-- Start PROVIDED RECORDS --

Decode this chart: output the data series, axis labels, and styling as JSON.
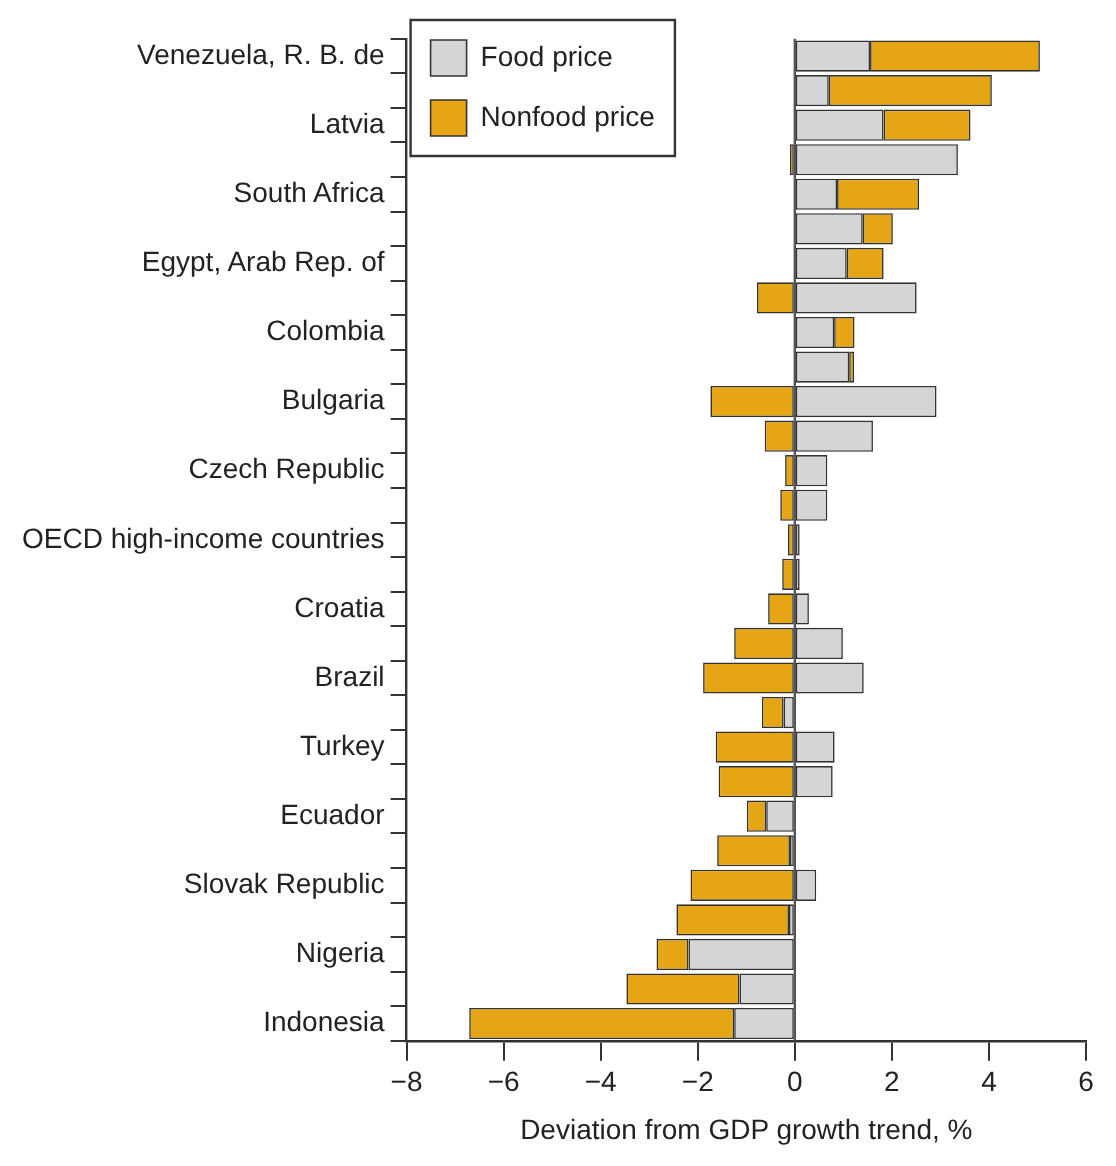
{
  "chart_data": {
    "type": "bar",
    "orientation": "horizontal",
    "stacked": true,
    "xlabel": "Deviation from GDP growth trend, %",
    "categories": [
      "Venezuela, R. B. de",
      null,
      "Latvia",
      null,
      "South Africa",
      null,
      "Egypt, Arab Rep. of",
      null,
      "Colombia",
      null,
      "Bulgaria",
      null,
      "Czech Republic",
      null,
      "OECD high-income countries",
      null,
      "Croatia",
      null,
      "Brazil",
      null,
      "Turkey",
      null,
      "Ecuador",
      null,
      "Slovak Republic",
      null,
      "Nigeria",
      null,
      "Indonesia"
    ],
    "series": [
      {
        "name": "Food price",
        "color": "#d4d5d7",
        "values": [
          1.55,
          0.7,
          1.83,
          3.36,
          0.87,
          1.4,
          1.07,
          2.51,
          0.81,
          1.12,
          2.92,
          1.61,
          0.67,
          0.67,
          0.1,
          0.1,
          0.29,
          0.99,
          1.42,
          -0.23,
          0.82,
          0.78,
          -0.59,
          -0.1,
          0.44,
          -0.12,
          -2.19,
          -1.14,
          -1.25
        ]
      },
      {
        "name": "Nonfood price",
        "color": "#e6a514",
        "values": [
          3.5,
          3.36,
          1.79,
          -0.1,
          1.69,
          0.62,
          0.76,
          -0.78,
          0.42,
          0.1,
          -1.74,
          -0.62,
          -0.2,
          -0.3,
          -0.14,
          -0.26,
          -0.55,
          -1.25,
          -1.89,
          -0.45,
          -1.63,
          -1.57,
          -0.4,
          -1.5,
          -2.15,
          -2.32,
          -0.66,
          -2.33,
          -5.46
        ]
      }
    ],
    "xlim": [
      -8,
      6
    ],
    "xticks": [
      {
        "value": -8,
        "label": "−8"
      },
      {
        "value": -6,
        "label": "−6"
      },
      {
        "value": -4,
        "label": "−4"
      },
      {
        "value": -2,
        "label": "−2"
      },
      0,
      2,
      4,
      6
    ],
    "ref_lines": [
      {
        "axis": "x",
        "value": 0,
        "color": "#555555"
      }
    ],
    "grid": false,
    "legend": "top left"
  }
}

-- End PROVIDED RECORDS --

Tally the lines of the listing that include "series". Reply with nothing but the count.

2